## begin GIVEN RECORDS

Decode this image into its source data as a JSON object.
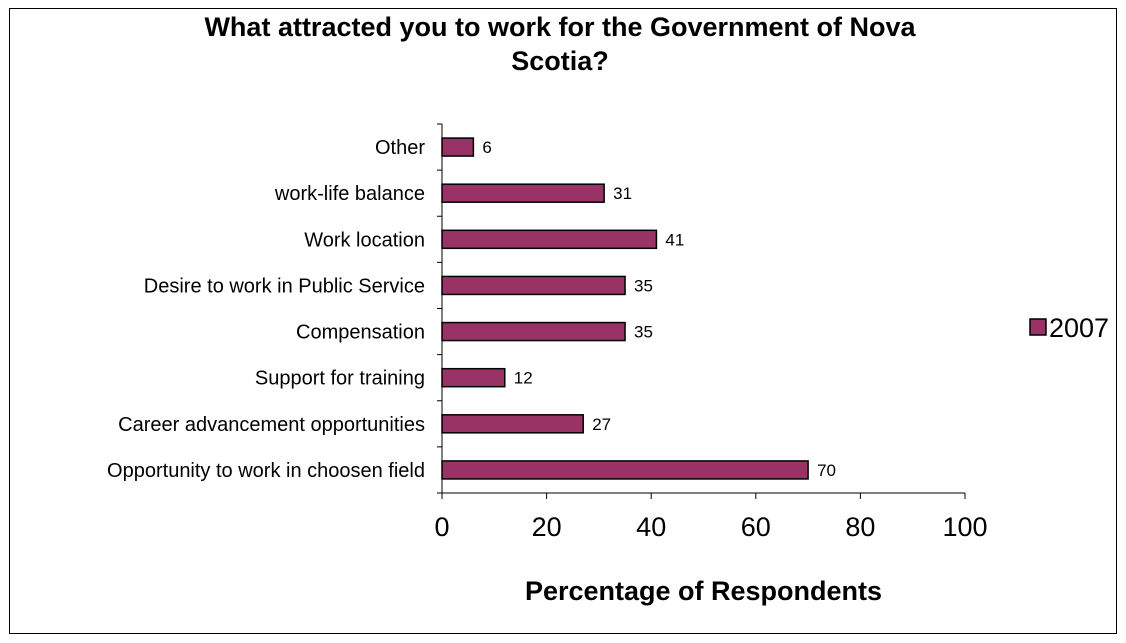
{
  "chart_data": {
    "type": "bar",
    "orientation": "horizontal",
    "title": "What attracted you to work for the Government of Nova\nScotia?",
    "xlabel": "Percentage of Respondents",
    "ylabel": "",
    "xlim": [
      0,
      100
    ],
    "xticks": [
      "0",
      "20",
      "40",
      "60",
      "80",
      "100"
    ],
    "categories": [
      "Opportunity to work in choosen field",
      "Career advancement opportunities",
      "Support for training",
      "Compensation",
      "Desire to work in Public Service",
      "Work location",
      "work-life balance",
      "Other"
    ],
    "series": [
      {
        "name": "2007",
        "values": [
          70,
          27,
          12,
          35,
          35,
          41,
          31,
          6
        ],
        "color": "#993366"
      }
    ],
    "data_labels": true,
    "legend_position": "right",
    "grid": false
  }
}
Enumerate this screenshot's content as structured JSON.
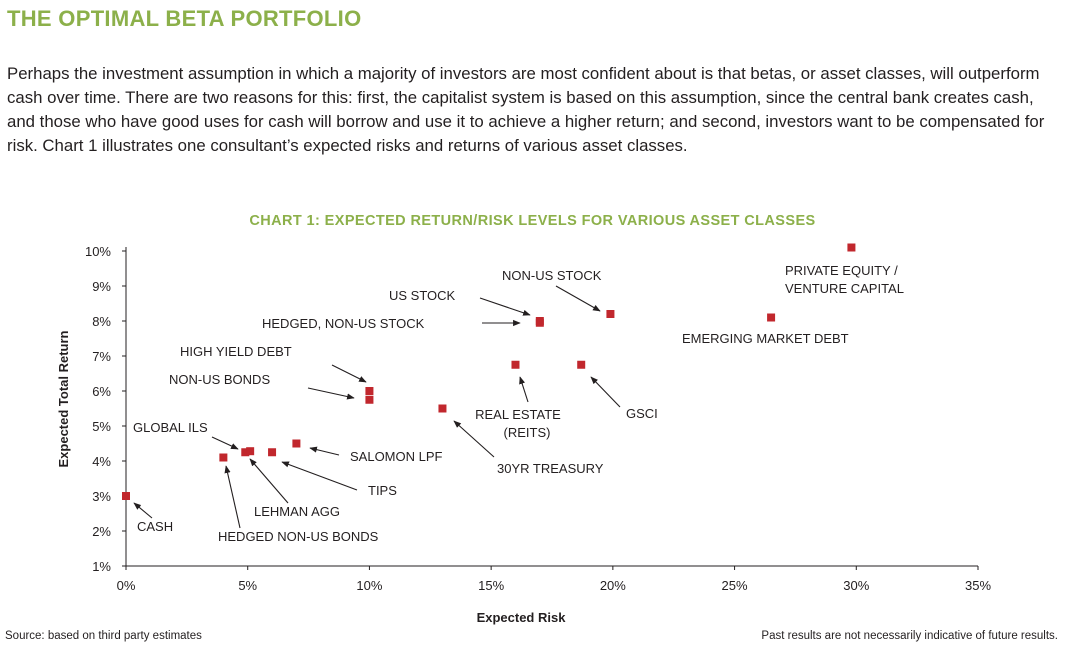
{
  "page": {
    "title": "THE OPTIMAL BETA PORTFOLIO",
    "intro": "Perhaps the investment assumption in which a majority of investors are most confident about is that betas, or asset classes, will outperform cash over time. There are two reasons for this: first, the capitalist system is based on this assumption, since the central bank creates cash, and those who have good uses for cash will borrow and use it to achieve a higher return; and second, investors want to be compensated for risk. Chart 1 illustrates one consultant’s expected risks and returns of various asset classes.",
    "source": "Source: based on third party estimates",
    "disclaimer": "Past results are not necessarily indicative of future results."
  },
  "colors": {
    "accent": "#8cb04a",
    "marker": "#c1272d",
    "text": "#231f20"
  },
  "chart_data": {
    "type": "scatter",
    "title": "CHART 1: EXPECTED RETURN/RISK LEVELS FOR VARIOUS ASSET CLASSES",
    "xlabel": "Expected Risk",
    "ylabel": "Expected Total Return",
    "xlim": [
      0,
      35
    ],
    "ylim": [
      1,
      10
    ],
    "x_ticks": [
      0,
      5,
      10,
      15,
      20,
      25,
      30,
      35
    ],
    "y_ticks": [
      1,
      2,
      3,
      4,
      5,
      6,
      7,
      8,
      9,
      10
    ],
    "x_tick_labels": [
      "0%",
      "5%",
      "10%",
      "15%",
      "20%",
      "25%",
      "30%",
      "35%"
    ],
    "y_tick_labels": [
      "1%",
      "2%",
      "3%",
      "4%",
      "5%",
      "6%",
      "7%",
      "8%",
      "9%",
      "10%"
    ],
    "grid": false,
    "points": [
      {
        "label": "CASH",
        "x": 0,
        "y": 3.0
      },
      {
        "label": "HEDGED NON-US BONDS",
        "x": 4.0,
        "y": 4.1
      },
      {
        "label": "GLOBAL ILS",
        "x": 4.9,
        "y": 4.25
      },
      {
        "label": "LEHMAN AGG",
        "x": 5.1,
        "y": 4.28
      },
      {
        "label": "TIPS",
        "x": 6.0,
        "y": 4.25
      },
      {
        "label": "SALOMON LPF",
        "x": 7.0,
        "y": 4.5
      },
      {
        "label": "HIGH YIELD DEBT",
        "x": 10.0,
        "y": 6.0
      },
      {
        "label": "NON-US BONDS",
        "x": 10.0,
        "y": 5.75
      },
      {
        "label": "30YR TREASURY",
        "x": 13.0,
        "y": 5.5
      },
      {
        "label": "REAL ESTATE (REITS)",
        "x": 16.0,
        "y": 6.75
      },
      {
        "label": "US STOCK",
        "x": 17.0,
        "y": 8.0
      },
      {
        "label": "HEDGED, NON-US STOCK",
        "x": 17.0,
        "y": 7.95
      },
      {
        "label": "GSCI",
        "x": 18.7,
        "y": 6.75
      },
      {
        "label": "NON-US STOCK",
        "x": 19.9,
        "y": 8.2
      },
      {
        "label": "EMERGING MARKET DEBT",
        "x": 26.5,
        "y": 8.1
      },
      {
        "label": "PRIVATE EQUITY / VENTURE CAPITAL",
        "x": 29.8,
        "y": 10.1
      }
    ]
  }
}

## end GIVEN RECORDS

In the records above, find each line with the word "based" and copy it.

(SOLVED PROBLEM):
    "intro": "Perhaps the investment assumption in which a majority of investors are most confident about is that betas, or asset classes, will outperform cash over time. There are two reasons for this: first, the capitalist system is based on this assumption, since the central bank creates cash, and those who have good uses for cash will borrow and use it to achieve a higher return; and second, investors want to be compensated for risk. Chart 1 illustrates one consultant’s expected risks and returns of various asset classes.",
    "source": "Source: based on third party estimates",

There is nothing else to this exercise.